(Figure record extracts)
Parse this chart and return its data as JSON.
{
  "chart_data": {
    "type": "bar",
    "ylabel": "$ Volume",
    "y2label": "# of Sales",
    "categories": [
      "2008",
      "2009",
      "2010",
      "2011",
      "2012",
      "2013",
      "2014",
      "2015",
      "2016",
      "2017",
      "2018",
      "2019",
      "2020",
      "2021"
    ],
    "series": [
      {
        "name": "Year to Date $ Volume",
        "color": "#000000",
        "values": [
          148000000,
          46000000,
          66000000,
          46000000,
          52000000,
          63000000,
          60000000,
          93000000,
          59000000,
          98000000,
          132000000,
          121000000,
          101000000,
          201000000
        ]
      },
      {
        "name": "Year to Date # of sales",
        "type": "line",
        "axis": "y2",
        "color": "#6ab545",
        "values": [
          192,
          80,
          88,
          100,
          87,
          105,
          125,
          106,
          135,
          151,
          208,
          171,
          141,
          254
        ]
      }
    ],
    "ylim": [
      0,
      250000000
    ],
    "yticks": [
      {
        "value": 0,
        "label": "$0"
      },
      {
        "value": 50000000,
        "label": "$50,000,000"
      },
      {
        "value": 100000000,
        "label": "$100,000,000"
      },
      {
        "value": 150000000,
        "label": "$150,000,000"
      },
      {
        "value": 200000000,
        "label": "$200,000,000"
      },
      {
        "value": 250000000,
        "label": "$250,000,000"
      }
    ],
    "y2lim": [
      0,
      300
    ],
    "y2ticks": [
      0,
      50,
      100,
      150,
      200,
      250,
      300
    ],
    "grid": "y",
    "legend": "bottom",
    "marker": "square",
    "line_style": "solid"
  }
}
--
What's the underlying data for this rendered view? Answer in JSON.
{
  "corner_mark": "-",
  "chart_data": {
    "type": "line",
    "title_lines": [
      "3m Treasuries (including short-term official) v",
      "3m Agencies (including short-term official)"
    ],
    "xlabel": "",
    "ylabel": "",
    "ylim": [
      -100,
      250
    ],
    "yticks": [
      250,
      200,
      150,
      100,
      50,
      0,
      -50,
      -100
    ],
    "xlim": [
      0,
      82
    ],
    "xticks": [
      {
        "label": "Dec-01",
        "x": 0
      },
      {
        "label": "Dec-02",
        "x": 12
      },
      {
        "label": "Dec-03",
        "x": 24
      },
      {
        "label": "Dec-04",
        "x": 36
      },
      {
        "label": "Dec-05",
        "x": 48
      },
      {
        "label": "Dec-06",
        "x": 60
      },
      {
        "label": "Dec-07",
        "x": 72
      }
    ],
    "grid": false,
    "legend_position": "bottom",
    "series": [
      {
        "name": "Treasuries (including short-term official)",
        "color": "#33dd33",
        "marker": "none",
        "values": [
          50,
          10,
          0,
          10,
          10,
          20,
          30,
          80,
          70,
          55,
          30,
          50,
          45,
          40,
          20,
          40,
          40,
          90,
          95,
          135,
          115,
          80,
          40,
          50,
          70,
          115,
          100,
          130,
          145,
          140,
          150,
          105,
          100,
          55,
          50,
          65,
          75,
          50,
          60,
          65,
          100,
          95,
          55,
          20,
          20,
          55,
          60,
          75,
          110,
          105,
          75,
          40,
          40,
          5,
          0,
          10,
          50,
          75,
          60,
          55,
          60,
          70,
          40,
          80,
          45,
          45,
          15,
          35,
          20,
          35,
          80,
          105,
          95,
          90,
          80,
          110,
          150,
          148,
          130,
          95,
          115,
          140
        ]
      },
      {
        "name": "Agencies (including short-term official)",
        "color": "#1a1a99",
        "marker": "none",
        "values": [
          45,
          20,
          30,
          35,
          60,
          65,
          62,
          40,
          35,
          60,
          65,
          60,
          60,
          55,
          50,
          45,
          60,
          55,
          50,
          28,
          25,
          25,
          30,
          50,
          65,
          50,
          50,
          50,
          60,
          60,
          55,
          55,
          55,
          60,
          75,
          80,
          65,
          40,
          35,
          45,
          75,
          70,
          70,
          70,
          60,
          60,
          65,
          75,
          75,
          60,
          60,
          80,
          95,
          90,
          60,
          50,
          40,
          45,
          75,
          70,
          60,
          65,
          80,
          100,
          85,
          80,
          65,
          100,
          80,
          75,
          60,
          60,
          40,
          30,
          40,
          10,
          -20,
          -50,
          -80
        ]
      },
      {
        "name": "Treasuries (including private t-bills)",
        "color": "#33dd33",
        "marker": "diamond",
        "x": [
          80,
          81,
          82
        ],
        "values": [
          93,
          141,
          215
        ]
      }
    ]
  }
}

**Task**:
Write only the number of lines in the records that include the word "bottom".

**Solution to this task**:
2